● Required work: Reproduce the portion of the ThanePark setup guide below, starting with "If you plan" and going on through "of your fork.", without changing a word.

──────── Excerpted text ────────

This will generate all resources required by the application and tests.

Open XmlAdaptedRide.java and MainWindow.java and check for any code errors. Repeat this for the test folder as well (e.g. check XmlUtilTest.java and HelpWindowTest.java for code errors, and if so, resolve it the same way)

Due to an ongoing issue with some of the newer versions of IntelliJ, code errors may be detected even if the project can be built and run successfully To resolve this, place your cursor over any of the code section highlighted in red. Press ALT+ENTER, and select Add '--add-modules=…' to module compiler options for each error

3.3. Verifying the Setup

It is recommended that you verify the setup by trying the following actions:

Run the seedu.thanepark.MainApp and try a few commands
Run the tests to ensure they all pass.

3.4. Configuring your Integrated Development Environment

Some configurations of your Integrated Development Environment need to be set:

3.4.1. Configuring the coding style

This project follows oss-generic coding standards. IntelliJ’s default style is mostly compliant with ours but it uses a different import order from ours. To rectify:

Go to File > Settings… (Windows/Linux), or IntelliJ IDEA > Preferences… (macOS)
Select Editor > Code Style > Java
Click on the Imports tab to set the order
- For Class count to use import with '*' and Names count to use static import with '*': Set to 999 to prevent IntelliJ from contracting the import statements
- For Import Layout: The order is import static all other imports, import java.*, import javax.*, import org.*, import com.*, import all other imports. Add a <blank line> between each import

Optionally, you can follow the UsingCheckstyle.adoc document to configure Intellij to check style-compliance as you write code.

3.4.2. Updating documentation to match your fork

After you fork the repo, the documentation will still have the CS2103-W14-2 branding and refer to the CS2103-W14-2/main repo.

If you plan to develop this fork as a separate product (i.e. instead of contributing to CS2103-W14-2/main), you should do the following:

Configure the site-wide documentation settings in build.gradle, such as the site-name, to suit your own project.
Replace the URL in the attribute repoURL in DeveloperGuide.adoc and UserGuide.adoc with the URL of your fork.

3.4.3. Setting up CI

Set up Travis to perform Continuous Integration (CI) for your fork. See UsingTravis.adoc to learn how to set it up.

After setting up Travis, you can optionally set up coverage reporting for your team fork (see UsingCoveralls.adoc).

Coverage reporting could be useful for a team repository that hosts the final version but it is not that useful for your personal fork.

Optionally, you can set up AppVeyor as a second CI (see UsingAppVeyor.adoc).

Having both Travis and AppVeyor ensures your App works on both Unix-based platforms and Windows-based platforms (Travis is Unix-based and AppVeyor is Windows-based)

3.4.4. Getting started with coding

When you are ready to start coding:

Get some sense of the overall design by reading Section 4.1, “Architecture”.
Take a look at [GetStartedProgramming].

4. Design

This section will help you better understand the software architecture of ThanePark.

──────── Data extract ────────

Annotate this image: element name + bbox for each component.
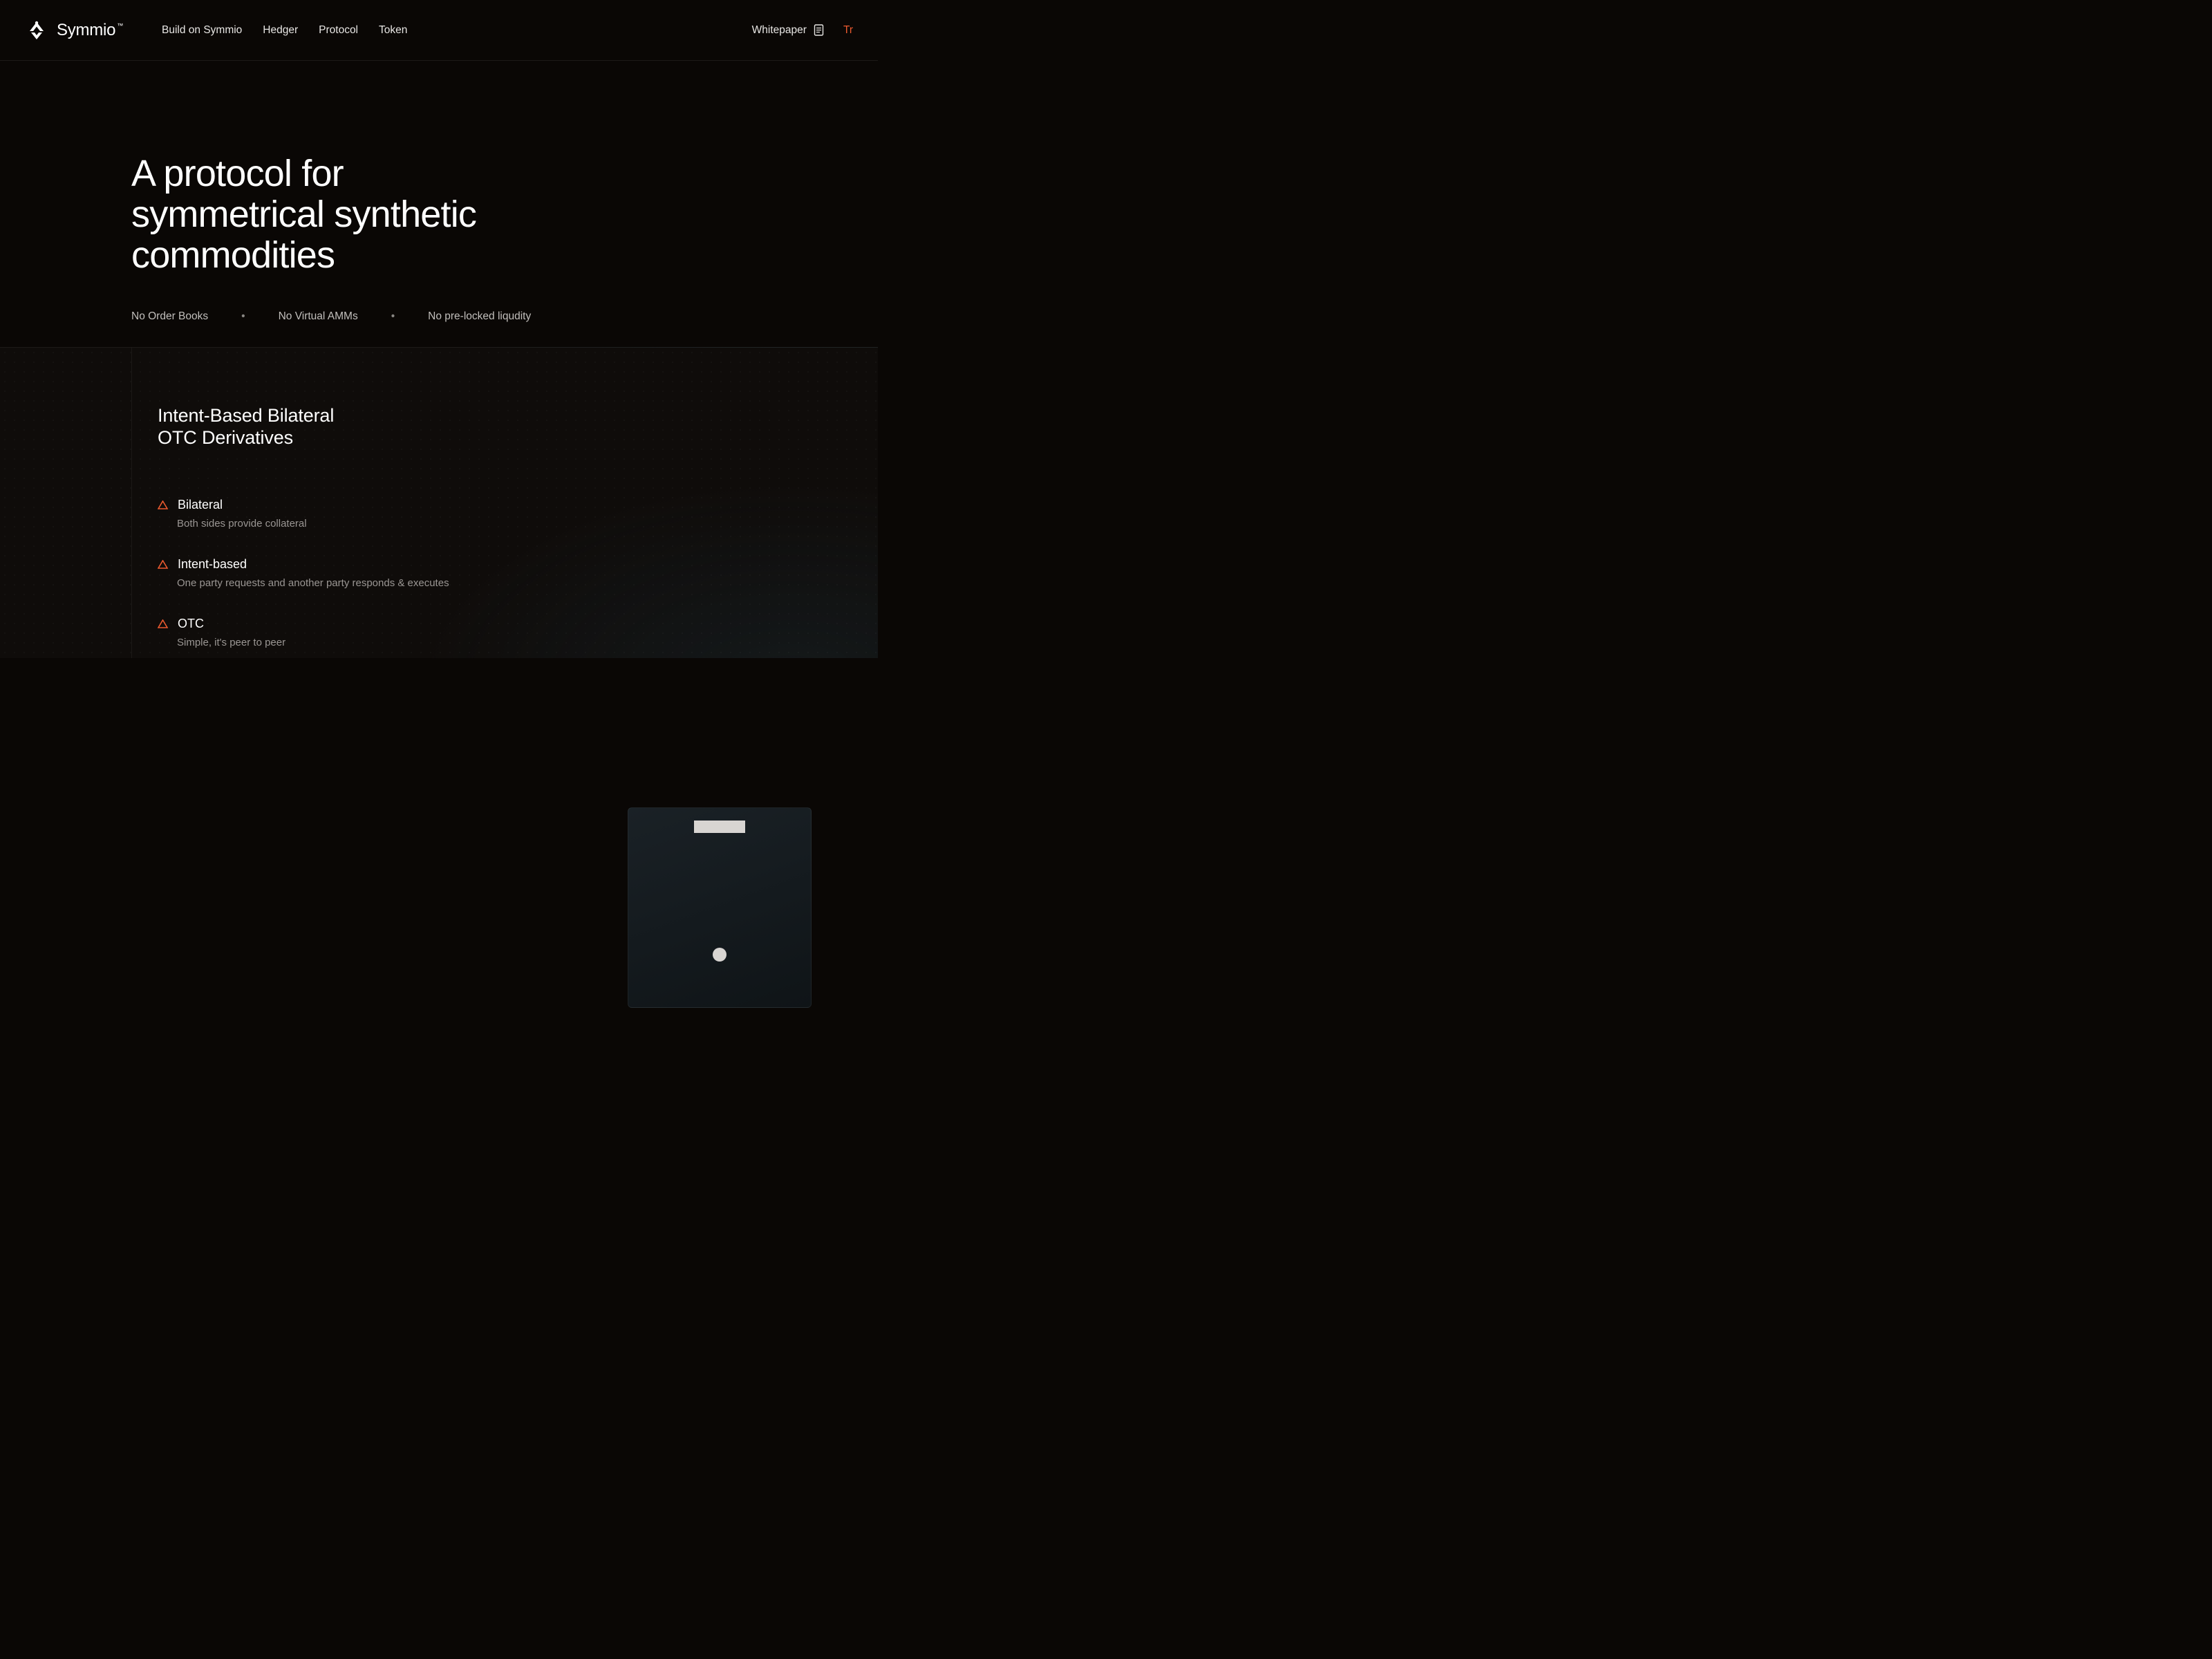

────────

● In response:
If you plan to develop this fork as a separate product (i.e. instead of contributing to CS2103-W14-2/main), you should do the following:

Configure the site-wide documentation settings in build.gradle, such as the site-name, to suit your own project.
Replace the URL in the attribute repoURL in DeveloperGuide.adoc and UserGuide.adoc with the URL of your fork.